§ Description of the task: Records follow. Pull out every line that contains "omnibus".

Recorded data
- - - - - - -
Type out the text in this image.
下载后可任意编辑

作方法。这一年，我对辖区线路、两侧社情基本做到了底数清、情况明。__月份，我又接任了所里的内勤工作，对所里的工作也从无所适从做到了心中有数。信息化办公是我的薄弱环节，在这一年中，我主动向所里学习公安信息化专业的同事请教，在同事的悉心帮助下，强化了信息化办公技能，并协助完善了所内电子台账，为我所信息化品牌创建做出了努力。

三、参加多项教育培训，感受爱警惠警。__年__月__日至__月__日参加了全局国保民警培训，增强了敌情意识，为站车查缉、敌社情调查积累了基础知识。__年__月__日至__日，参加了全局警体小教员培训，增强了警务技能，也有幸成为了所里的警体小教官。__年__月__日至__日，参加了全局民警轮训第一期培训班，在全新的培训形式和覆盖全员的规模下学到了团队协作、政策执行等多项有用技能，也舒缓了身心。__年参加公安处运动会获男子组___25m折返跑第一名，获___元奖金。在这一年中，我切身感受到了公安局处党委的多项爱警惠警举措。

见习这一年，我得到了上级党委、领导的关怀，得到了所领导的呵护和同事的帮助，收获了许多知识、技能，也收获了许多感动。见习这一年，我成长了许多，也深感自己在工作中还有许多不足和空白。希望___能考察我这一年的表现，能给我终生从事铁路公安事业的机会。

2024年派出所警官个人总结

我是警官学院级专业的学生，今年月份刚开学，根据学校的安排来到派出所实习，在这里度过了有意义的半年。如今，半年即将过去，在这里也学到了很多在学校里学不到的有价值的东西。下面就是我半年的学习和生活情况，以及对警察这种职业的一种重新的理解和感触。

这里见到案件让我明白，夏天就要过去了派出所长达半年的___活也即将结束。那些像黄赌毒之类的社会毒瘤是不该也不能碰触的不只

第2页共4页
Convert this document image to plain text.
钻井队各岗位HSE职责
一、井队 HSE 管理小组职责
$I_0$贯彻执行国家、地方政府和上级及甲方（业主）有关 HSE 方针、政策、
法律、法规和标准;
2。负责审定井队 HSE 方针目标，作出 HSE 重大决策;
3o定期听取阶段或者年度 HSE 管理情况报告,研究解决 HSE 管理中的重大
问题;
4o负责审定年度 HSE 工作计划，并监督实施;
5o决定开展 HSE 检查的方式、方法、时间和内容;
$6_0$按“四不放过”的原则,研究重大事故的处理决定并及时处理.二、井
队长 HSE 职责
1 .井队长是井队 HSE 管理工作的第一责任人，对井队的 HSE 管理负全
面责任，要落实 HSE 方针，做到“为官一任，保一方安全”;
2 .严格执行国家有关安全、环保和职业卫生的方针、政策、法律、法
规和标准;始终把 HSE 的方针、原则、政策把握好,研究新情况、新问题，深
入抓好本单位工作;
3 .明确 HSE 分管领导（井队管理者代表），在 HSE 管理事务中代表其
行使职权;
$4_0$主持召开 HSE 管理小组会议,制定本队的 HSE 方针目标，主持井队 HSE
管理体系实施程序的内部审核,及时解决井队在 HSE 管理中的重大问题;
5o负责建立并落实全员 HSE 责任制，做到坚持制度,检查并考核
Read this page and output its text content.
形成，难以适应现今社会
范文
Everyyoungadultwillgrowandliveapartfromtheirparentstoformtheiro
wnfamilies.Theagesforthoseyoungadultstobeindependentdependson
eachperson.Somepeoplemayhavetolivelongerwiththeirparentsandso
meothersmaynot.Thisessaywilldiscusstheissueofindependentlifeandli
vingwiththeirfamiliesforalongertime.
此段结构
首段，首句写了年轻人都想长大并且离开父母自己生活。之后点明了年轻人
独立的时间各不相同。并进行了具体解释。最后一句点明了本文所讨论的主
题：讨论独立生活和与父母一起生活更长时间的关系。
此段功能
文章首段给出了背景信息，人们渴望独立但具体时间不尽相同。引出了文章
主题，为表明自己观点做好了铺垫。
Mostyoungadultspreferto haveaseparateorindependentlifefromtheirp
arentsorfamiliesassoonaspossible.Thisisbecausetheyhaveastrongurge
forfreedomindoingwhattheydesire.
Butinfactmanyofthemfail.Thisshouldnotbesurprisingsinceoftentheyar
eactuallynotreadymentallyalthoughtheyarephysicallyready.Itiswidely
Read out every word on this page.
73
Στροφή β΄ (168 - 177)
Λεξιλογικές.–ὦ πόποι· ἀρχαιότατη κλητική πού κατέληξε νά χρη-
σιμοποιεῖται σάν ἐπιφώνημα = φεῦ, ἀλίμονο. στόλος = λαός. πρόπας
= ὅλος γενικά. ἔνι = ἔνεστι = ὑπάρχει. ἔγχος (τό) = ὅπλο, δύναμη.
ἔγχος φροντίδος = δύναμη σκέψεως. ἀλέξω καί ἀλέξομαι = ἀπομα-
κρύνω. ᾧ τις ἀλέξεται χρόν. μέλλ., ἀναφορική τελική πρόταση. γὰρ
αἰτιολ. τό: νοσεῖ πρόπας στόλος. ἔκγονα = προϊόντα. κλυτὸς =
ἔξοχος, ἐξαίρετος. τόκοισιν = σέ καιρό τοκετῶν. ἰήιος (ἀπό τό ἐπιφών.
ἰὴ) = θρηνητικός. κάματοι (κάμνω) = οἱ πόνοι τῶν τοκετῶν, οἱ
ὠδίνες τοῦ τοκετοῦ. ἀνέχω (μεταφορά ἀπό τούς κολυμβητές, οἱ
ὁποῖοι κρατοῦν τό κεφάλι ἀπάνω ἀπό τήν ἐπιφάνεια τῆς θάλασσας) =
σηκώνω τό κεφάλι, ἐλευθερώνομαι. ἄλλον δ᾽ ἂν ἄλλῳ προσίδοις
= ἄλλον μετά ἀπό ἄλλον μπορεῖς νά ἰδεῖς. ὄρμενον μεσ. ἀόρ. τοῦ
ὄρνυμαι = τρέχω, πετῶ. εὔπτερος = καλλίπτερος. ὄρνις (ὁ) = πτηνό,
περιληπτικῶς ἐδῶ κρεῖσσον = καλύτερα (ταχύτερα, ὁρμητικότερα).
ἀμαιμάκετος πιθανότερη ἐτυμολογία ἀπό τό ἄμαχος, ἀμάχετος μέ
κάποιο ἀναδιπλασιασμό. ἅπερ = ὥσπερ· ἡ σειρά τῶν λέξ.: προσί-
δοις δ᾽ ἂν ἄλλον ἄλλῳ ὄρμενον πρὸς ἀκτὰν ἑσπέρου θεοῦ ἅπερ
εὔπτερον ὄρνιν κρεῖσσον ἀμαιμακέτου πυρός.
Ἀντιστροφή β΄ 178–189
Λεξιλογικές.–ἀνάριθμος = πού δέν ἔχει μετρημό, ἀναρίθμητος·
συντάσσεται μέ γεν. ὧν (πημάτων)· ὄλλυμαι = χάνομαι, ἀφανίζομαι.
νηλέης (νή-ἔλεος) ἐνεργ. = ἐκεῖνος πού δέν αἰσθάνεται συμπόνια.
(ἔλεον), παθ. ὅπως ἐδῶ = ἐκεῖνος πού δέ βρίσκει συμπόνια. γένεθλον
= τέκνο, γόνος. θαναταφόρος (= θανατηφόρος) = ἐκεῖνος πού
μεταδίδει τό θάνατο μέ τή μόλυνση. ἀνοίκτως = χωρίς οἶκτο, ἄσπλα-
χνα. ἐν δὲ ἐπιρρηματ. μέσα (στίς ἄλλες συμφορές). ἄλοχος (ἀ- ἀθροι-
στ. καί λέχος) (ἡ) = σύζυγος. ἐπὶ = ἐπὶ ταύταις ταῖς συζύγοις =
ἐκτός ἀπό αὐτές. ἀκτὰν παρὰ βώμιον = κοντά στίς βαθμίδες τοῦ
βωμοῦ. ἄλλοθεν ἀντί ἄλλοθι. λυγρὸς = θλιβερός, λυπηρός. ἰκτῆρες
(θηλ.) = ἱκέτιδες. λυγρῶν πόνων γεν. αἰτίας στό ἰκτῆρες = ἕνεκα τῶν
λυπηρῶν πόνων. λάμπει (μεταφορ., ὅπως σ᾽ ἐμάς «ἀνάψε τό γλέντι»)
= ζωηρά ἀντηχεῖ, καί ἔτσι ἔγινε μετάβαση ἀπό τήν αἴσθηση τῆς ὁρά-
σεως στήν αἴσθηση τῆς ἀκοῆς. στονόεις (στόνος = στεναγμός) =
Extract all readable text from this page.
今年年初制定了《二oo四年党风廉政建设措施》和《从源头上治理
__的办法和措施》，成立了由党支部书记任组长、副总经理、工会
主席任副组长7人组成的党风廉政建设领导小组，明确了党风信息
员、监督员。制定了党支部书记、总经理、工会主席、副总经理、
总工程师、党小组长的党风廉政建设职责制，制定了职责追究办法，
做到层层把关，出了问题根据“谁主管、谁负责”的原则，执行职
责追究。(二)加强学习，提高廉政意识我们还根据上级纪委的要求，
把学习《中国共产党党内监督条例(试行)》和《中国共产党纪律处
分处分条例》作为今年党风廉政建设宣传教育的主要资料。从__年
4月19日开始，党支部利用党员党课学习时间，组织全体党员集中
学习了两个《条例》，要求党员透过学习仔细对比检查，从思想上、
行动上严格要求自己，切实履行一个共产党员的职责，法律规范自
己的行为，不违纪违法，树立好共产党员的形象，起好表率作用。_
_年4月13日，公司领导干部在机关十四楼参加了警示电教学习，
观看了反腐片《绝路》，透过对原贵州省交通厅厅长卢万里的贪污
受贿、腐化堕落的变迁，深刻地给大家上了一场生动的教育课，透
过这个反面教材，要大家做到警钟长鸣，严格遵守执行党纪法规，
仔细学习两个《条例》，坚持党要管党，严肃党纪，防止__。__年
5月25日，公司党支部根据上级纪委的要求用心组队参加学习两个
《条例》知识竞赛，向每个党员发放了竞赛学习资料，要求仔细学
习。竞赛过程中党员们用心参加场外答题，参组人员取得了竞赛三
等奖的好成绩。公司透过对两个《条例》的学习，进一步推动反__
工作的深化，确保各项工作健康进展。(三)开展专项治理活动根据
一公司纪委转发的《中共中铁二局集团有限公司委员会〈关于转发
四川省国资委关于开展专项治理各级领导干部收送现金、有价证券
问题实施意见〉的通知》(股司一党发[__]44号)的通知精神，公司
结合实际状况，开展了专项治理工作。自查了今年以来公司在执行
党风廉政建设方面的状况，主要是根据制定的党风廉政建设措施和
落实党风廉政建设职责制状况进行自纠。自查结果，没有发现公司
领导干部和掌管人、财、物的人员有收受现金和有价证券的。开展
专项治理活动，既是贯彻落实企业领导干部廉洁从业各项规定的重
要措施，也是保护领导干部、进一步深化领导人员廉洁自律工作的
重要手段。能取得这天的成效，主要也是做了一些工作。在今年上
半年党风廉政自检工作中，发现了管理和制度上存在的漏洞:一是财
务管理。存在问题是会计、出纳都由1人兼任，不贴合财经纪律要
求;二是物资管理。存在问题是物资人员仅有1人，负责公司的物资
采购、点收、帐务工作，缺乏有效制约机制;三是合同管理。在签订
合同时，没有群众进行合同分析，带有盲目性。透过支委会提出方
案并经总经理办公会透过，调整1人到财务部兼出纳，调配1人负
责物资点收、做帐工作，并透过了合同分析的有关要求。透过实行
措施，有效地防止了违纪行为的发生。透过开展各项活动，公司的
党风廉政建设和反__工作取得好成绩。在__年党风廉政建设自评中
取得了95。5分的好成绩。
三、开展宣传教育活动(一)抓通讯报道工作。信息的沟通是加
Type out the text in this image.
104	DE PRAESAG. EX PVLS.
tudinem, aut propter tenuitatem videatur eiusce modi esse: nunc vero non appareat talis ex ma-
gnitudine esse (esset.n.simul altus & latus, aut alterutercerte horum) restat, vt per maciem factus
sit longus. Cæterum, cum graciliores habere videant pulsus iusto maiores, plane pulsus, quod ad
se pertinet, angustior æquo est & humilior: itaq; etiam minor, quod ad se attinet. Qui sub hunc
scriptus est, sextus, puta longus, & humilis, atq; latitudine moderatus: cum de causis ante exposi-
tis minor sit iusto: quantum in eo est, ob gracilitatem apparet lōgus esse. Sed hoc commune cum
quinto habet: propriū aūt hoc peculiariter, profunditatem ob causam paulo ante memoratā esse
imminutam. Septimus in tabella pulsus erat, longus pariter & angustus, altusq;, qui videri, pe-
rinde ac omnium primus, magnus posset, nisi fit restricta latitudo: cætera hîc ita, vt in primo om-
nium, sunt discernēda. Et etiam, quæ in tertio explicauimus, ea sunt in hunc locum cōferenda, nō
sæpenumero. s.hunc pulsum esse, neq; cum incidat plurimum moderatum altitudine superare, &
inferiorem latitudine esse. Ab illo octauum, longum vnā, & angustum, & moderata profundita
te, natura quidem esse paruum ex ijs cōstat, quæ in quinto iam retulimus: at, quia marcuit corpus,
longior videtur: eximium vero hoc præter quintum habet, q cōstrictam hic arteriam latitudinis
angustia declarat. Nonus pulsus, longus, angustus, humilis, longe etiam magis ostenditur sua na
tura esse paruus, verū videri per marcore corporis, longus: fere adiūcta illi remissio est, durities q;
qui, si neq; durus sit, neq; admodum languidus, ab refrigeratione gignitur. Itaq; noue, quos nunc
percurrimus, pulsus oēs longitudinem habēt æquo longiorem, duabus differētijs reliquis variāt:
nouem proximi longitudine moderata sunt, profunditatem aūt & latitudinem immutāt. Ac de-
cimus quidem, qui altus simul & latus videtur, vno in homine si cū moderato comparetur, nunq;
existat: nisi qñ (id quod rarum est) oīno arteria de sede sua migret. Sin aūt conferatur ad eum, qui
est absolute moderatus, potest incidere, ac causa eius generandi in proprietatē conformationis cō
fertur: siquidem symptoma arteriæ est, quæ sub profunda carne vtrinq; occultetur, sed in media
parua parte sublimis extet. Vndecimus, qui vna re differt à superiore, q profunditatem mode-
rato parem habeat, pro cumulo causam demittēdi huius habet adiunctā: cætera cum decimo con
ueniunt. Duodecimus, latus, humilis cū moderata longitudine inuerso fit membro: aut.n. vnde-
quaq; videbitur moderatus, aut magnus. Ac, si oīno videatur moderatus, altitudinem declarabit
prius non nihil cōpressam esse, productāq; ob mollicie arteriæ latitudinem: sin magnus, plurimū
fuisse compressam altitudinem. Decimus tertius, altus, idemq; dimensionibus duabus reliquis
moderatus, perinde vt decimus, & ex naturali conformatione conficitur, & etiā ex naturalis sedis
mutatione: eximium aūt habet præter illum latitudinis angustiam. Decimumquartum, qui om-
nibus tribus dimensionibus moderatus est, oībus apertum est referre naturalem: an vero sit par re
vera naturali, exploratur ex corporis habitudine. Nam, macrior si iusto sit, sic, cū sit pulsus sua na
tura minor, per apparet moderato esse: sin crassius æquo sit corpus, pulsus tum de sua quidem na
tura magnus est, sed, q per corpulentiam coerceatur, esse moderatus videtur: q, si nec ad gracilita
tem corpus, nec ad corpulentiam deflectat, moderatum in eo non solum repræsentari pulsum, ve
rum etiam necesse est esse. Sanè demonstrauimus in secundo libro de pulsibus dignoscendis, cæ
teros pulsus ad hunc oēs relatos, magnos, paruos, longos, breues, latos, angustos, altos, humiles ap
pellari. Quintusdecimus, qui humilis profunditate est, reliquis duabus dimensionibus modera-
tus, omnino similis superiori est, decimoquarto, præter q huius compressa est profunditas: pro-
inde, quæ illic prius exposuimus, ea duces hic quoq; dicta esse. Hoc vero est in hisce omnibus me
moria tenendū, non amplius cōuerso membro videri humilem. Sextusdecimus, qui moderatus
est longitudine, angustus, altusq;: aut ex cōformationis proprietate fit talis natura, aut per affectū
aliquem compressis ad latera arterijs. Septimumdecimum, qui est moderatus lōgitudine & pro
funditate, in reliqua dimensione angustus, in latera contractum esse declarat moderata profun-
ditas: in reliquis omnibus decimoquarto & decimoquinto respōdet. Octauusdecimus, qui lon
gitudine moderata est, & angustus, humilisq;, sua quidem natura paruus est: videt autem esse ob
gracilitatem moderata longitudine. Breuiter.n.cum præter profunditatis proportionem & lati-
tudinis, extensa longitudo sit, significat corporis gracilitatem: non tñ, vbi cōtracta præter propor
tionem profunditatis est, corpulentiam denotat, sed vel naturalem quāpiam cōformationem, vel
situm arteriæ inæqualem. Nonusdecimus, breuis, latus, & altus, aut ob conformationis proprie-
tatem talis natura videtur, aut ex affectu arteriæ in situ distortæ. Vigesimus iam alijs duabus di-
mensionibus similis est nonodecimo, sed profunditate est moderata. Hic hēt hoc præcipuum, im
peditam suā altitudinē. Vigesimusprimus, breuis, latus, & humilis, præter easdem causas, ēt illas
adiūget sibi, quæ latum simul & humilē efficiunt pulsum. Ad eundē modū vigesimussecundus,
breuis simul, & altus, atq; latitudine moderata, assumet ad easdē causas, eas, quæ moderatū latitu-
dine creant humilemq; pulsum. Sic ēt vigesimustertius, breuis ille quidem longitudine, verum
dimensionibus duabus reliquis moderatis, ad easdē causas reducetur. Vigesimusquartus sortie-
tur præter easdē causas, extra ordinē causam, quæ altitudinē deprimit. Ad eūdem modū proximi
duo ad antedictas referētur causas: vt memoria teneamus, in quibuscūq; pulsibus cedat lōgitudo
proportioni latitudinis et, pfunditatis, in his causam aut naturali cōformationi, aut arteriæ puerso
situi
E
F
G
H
- - - - - - -
§ Task response:
inde, quæ illic prius exposuimus, ea duces hic quoq; dicta esse. Hoc vero est in hisce omnibus me
ditas: in reliquis omnibus decimoquarto & decimoquinto respōdet. Octauusdecimus, qui lon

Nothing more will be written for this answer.